**DATASET RECORDS:**
>> BEGIN
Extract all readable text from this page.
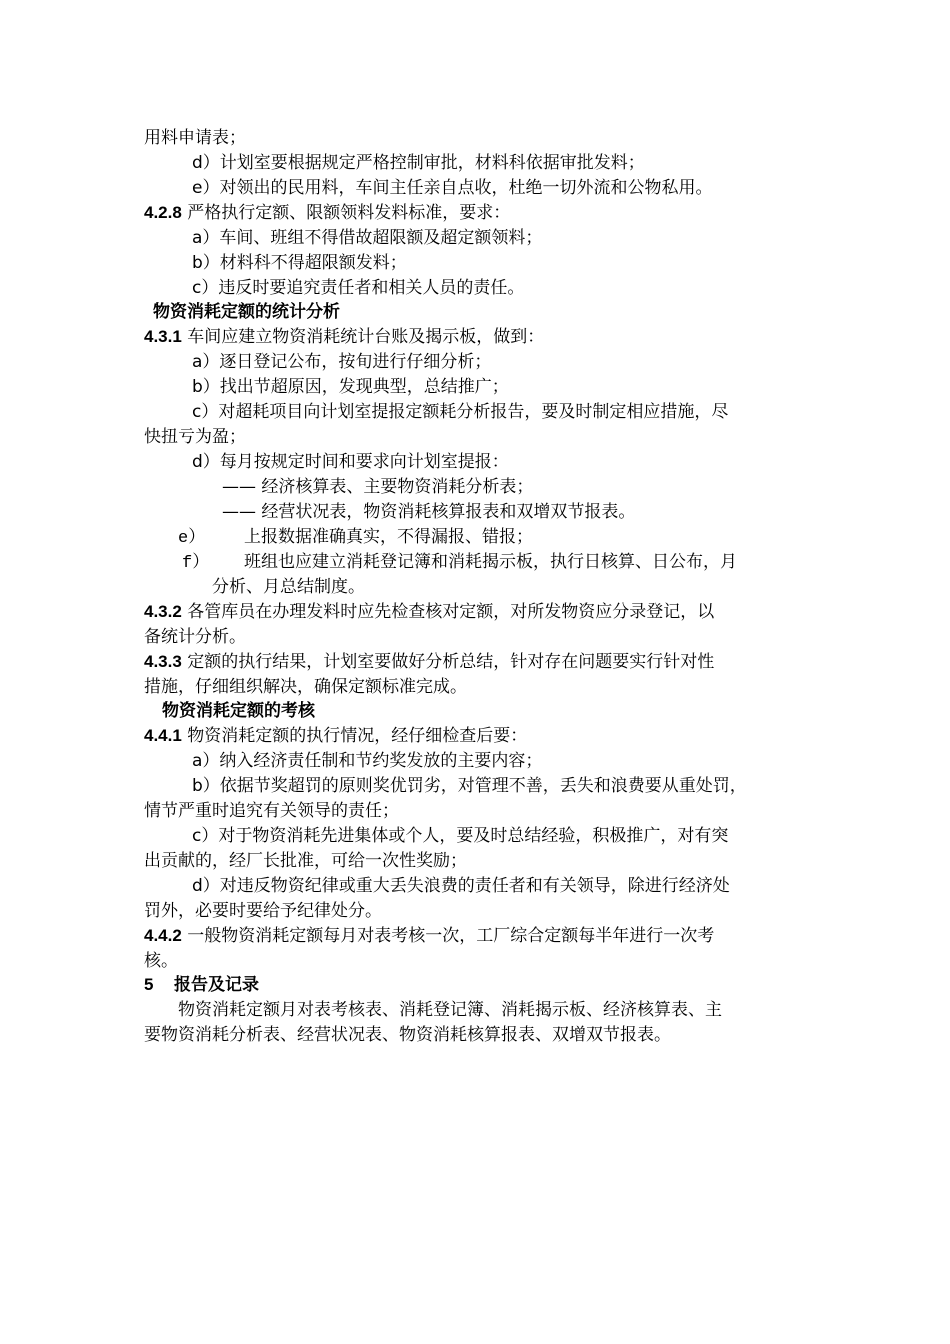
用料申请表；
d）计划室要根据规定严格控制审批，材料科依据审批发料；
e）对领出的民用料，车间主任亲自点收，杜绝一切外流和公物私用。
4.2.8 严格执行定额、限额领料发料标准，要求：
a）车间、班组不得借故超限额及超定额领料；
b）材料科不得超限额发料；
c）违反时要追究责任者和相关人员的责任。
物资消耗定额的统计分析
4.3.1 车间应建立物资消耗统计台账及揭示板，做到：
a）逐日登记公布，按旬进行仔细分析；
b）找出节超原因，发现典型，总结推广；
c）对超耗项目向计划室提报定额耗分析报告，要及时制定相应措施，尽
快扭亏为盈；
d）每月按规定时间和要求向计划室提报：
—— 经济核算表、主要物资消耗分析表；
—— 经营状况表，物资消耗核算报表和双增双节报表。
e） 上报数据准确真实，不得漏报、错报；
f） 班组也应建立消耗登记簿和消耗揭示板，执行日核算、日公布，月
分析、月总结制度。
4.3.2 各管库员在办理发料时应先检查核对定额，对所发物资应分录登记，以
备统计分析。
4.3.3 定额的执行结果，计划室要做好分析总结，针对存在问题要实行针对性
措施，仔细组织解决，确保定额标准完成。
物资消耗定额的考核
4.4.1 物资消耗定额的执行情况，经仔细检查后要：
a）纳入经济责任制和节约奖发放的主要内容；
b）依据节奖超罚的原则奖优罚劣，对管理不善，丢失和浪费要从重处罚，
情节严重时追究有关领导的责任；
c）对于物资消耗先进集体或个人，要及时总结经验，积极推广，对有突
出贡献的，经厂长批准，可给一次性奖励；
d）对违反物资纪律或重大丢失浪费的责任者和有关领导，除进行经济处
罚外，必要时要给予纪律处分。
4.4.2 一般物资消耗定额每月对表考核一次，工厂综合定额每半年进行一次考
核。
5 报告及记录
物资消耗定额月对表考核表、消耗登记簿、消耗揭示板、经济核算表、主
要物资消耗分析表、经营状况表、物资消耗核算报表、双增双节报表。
>> END
>> BEGIN
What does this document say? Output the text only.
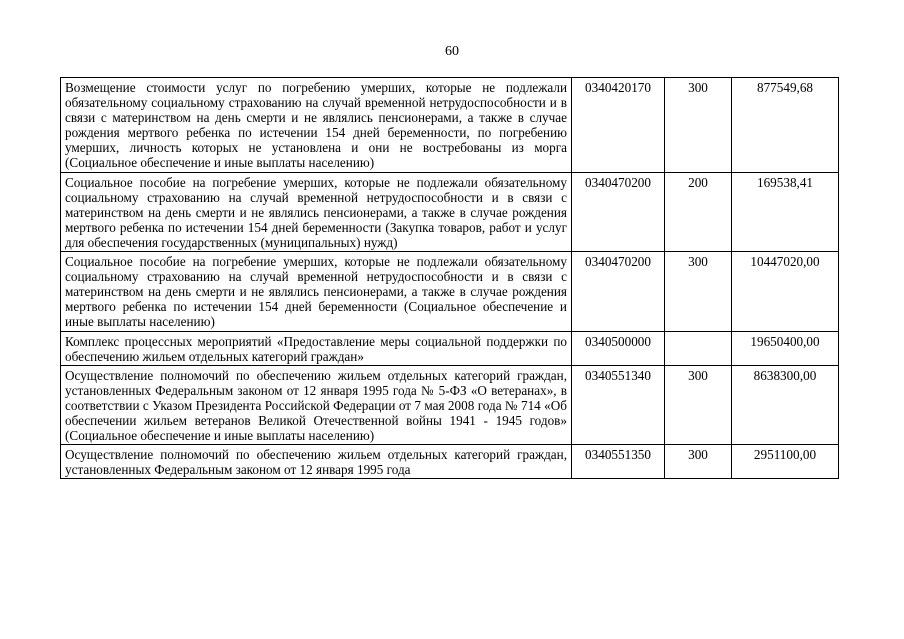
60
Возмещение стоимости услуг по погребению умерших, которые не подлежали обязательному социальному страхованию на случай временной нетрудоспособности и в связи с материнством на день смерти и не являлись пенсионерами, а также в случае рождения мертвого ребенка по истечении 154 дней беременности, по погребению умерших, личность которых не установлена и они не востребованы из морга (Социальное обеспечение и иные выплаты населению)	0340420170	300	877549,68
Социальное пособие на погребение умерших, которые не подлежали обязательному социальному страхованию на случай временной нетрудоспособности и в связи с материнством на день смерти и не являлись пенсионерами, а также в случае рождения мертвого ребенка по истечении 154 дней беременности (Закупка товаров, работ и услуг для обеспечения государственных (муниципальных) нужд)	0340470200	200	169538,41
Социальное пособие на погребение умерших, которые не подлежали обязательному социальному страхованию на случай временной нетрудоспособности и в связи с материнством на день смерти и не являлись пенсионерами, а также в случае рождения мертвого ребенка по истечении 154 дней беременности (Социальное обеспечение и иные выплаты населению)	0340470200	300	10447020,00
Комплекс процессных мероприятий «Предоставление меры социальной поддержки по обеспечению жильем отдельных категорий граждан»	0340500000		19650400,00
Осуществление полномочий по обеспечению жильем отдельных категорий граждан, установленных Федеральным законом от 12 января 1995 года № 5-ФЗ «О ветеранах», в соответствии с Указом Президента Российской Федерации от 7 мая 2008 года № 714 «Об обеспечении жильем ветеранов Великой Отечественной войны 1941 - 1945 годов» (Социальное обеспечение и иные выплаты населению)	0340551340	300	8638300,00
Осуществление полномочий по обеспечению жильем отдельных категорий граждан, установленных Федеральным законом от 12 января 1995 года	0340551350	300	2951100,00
>> END
>> BEGIN
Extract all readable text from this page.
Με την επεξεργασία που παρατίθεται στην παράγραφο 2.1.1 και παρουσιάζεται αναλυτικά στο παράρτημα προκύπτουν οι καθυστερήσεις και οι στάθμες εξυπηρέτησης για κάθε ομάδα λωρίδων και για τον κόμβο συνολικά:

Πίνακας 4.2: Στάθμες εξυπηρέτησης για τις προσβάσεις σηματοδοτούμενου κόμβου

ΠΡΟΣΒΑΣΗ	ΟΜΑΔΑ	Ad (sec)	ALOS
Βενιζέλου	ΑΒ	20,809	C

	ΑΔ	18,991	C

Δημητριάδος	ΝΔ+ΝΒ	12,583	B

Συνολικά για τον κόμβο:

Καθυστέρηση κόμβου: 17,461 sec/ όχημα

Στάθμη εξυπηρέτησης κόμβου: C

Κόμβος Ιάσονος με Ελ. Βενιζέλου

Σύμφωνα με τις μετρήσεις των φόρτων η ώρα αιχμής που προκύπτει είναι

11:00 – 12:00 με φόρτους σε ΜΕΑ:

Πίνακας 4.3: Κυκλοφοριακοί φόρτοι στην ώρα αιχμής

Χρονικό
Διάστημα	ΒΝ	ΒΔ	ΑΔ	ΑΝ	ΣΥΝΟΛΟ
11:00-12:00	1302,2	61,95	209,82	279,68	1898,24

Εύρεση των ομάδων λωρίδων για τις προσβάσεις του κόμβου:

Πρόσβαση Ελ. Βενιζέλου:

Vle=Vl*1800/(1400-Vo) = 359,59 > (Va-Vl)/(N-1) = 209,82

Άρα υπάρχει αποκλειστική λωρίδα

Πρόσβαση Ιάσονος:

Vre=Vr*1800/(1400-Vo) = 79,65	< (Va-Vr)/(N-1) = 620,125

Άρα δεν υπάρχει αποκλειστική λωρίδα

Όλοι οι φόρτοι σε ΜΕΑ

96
>> END
Within the entries above, work out how many lines contain the word "εξυπηρέτησης". The number alone is the answer.

3